>> begin Supplied entries

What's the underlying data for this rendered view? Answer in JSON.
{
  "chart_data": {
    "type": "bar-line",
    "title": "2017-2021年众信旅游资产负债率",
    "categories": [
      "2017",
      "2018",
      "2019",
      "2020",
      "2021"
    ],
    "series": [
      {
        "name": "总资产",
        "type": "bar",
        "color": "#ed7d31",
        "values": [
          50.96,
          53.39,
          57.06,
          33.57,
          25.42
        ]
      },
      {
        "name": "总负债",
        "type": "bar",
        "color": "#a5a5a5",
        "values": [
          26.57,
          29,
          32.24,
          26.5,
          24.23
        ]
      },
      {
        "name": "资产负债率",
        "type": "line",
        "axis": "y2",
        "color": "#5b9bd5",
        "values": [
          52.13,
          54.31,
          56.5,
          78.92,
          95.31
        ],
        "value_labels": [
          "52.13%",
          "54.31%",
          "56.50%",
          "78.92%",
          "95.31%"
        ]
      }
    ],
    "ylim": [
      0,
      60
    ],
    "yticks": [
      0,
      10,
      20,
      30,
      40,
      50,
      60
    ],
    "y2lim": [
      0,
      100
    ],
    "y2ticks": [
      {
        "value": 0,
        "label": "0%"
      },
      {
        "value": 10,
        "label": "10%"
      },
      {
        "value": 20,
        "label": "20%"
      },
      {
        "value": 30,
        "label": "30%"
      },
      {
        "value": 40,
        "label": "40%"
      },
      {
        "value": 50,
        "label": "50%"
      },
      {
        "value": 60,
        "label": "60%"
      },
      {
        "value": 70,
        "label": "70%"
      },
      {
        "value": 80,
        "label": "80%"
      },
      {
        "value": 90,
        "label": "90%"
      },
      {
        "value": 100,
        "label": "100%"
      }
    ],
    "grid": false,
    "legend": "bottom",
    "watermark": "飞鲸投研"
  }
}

>> end Supplied entries

■ **Task description**: Copy every record exactly as presented.

■ **Exercise solution**:
What's the underlying data for this rendered view? Answer in JSON.
{
  "chart_data": {
    "type": "bar-line",
    "title": "2017-2021年众信旅游资产负债率",
    "categories": [
      "2017",
      "2018",
      "2019",
      "2020",
      "2021"
    ],
    "series": [
      {
        "name": "总资产",
        "type": "bar",
        "color": "#ed7d31",
        "values": [
          50.96,
          53.39,
          57.06,
          33.57,
          25.42
        ]
      },
      {
        "name": "总负债",
        "type": "bar",
        "color": "#a5a5a5",
        "values": [
          26.57,
          29,
          32.24,
          26.5,
          24.23
        ]
      },
      {
        "name": "资产负债率",
        "type": "line",
        "axis": "y2",
        "color": "#5b9bd5",
        "values": [
          52.13,
          54.31,
          56.5,
          78.92,
          95.31
        ],
        "value_labels": [
          "52.13%",
          "54.31%",
          "56.50%",
          "78.92%",
          "95.31%"
        ]
      }
    ],
    "ylim": [
      0,
      60
    ],
    "yticks": [
      0,
      10,
      20,
      30,
      40,
      50,
      60
    ],
    "y2lim": [
      0,
      100
    ],
    "y2ticks": [
      {
        "value": 0,
        "label": "0%"
      },
      {
        "value": 10,
        "label": "10%"
      },
      {
        "value": 20,
        "label": "20%"
      },
      {
        "value": 30,
        "label": "30%"
      },
      {
        "value": 40,
        "label": "40%"
      },
      {
        "value": 50,
        "label": "50%"
      },
      {
        "value": 60,
        "label": "60%"
      },
      {
        "value": 70,
        "label": "70%"
      },
      {
        "value": 80,
        "label": "80%"
      },
      {
        "value": 90,
        "label": "90%"
      },
      {
        "value": 100,
        "label": "100%"
      }
    ],
    "grid": false,
    "legend": "bottom",
    "watermark": "飞鲸投研"
  }
}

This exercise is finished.